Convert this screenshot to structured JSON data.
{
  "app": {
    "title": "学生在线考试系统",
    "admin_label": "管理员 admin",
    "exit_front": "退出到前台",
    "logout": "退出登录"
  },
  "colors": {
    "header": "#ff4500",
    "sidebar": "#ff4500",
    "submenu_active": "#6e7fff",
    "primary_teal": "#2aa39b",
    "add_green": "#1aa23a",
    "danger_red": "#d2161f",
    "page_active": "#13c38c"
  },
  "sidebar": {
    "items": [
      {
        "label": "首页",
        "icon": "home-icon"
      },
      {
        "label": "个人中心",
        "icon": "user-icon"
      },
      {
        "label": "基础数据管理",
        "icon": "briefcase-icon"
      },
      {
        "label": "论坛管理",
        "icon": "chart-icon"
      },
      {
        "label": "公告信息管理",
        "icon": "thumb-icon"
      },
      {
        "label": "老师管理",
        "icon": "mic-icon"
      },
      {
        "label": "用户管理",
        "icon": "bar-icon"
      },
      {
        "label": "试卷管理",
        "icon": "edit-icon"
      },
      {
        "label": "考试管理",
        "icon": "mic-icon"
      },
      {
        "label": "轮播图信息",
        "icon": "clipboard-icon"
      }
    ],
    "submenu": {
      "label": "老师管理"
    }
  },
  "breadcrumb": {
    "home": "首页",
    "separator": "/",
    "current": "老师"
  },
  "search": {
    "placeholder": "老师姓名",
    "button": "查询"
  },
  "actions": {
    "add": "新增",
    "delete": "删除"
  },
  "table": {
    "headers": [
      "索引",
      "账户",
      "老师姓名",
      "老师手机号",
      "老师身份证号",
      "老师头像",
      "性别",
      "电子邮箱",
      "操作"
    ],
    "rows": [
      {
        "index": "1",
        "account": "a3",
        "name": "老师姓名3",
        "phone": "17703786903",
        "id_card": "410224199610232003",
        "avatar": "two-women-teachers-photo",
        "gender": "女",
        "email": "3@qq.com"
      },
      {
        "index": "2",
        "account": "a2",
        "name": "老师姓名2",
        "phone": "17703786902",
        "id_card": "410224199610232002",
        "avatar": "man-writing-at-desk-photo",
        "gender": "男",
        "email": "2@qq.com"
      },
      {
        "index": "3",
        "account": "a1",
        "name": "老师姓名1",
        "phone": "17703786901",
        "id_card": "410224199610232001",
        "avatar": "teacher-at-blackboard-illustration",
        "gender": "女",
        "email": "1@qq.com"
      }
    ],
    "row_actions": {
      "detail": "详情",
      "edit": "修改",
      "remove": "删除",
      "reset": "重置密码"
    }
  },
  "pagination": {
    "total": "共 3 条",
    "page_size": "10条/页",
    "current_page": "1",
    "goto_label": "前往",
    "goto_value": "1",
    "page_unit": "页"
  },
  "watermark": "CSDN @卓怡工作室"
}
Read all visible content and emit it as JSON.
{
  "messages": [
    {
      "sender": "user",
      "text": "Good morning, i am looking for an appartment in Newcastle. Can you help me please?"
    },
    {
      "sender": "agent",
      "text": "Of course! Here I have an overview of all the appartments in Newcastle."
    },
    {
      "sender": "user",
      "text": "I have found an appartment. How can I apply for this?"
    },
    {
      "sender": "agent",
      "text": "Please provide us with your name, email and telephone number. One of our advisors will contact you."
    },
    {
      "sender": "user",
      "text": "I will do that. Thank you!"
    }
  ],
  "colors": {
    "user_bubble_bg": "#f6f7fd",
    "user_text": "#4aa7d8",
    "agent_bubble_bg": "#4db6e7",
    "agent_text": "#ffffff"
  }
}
= = =
WHAT IS REQUIRED: Set down the listing in full, keeping every word exactly as it is.

RESPONSE TO THIS TASK:
Convert this screenshot to structured JSON data.
{
  "app": {
    "title": "学生在线考试系统",
    "admin_label": "管理员 admin",
    "exit_front": "退出到前台",
    "logout": "退出登录"
  },
  "colors": {
    "header": "#ff4500",
    "sidebar": "#ff4500",
    "submenu_active": "#6e7fff",
    "primary_teal": "#2aa39b",
    "add_green": "#1aa23a",
    "danger_red": "#d2161f",
    "page_active": "#13c38c"
  },
  "sidebar": {
    "items": [
      {
        "label": "首页",
        "icon": "home-icon"
      },
      {
        "label": "个人中心",
        "icon": "user-icon"
      },
      {
        "label": "基础数据管理",
        "icon": "briefcase-icon"
      },
      {
        "label": "论坛管理",
        "icon": "chart-icon"
      },
      {
        "label": "公告信息管理",
        "icon": "thumb-icon"
      },
      {
        "label": "老师管理",
        "icon": "mic-icon"
      },
      {
        "label": "用户管理",
        "icon": "bar-icon"
      },
      {
        "label": "试卷管理",
        "icon": "edit-icon"
      },
      {
        "label": "考试管理",
        "icon": "mic-icon"
      },
      {
        "label": "轮播图信息",
        "icon": "clipboard-icon"
      }
    ],
    "submenu": {
      "label": "老师管理"
    }
  },
  "breadcrumb": {
    "home": "首页",
    "separator": "/",
    "current": "老师"
  },
  "search": {
    "placeholder": "老师姓名",
    "button": "查询"
  },
  "actions": {
    "add": "新增",
    "delete": "删除"
  },
  "table": {
    "headers": [
      "索引",
      "账户",
      "老师姓名",
      "老师手机号",
      "老师身份证号",
      "老师头像",
      "性别",
      "电子邮箱",
      "操作"
    ],
    "rows": [
      {
        "index": "1",
        "account": "a3",
        "name": "老师姓名3",
        "phone": "17703786903",
        "id_card": "410224199610232003",
        "avatar": "two-women-teachers-photo",
        "gender": "女",
        "email": "3@qq.com"
      },
      {
        "index": "2",
        "account": "a2",
        "name": "老师姓名2",
        "phone": "17703786902",
        "id_card": "410224199610232002",
        "avatar": "man-writing-at-desk-photo",
        "gender": "男",
        "email": "2@qq.com"
      },
      {
        "index": "3",
        "account": "a1",
        "name": "老师姓名1",
        "phone": "17703786901",
        "id_card": "410224199610232001",
        "avatar": "teacher-at-blackboard-illustration",
        "gender": "女",
        "email": "1@qq.com"
      }
    ],
    "row_actions": {
      "detail": "详情",
      "edit": "修改",
      "remove": "删除",
      "reset": "重置密码"
    }
  },
  "pagination": {
    "total": "共 3 条",
    "page_size": "10条/页",
    "current_page": "1",
    "goto_label": "前往",
    "goto_value": "1",
    "page_unit": "页"
  },
  "watermark": "CSDN @卓怡工作室"
}
Read all visible content and emit it as JSON.
{
  "messages": [
    {
      "sender": "user",
      "text": "Good morning, i am looking for an appartment in Newcastle. Can you help me please?"
    },
    {
      "sender": "agent",
      "text": "Of course! Here I have an overview of all the appartments in Newcastle."
    },
    {
      "sender": "user",
      "text": "I have found an appartment. How can I apply for this?"
    },
    {
      "sender": "agent",
      "text": "Please provide us with your name, email and telephone number. One of our advisors will contact you."
    },
    {
      "sender": "user",
      "text": "I will do that. Thank you!"
    }
  ],
  "colors": {
    "user_bubble_bg": "#f6f7fd",
    "user_text": "#4aa7d8",
    "agent_bubble_bg": "#4db6e7",
    "agent_text": "#ffffff"
  }
}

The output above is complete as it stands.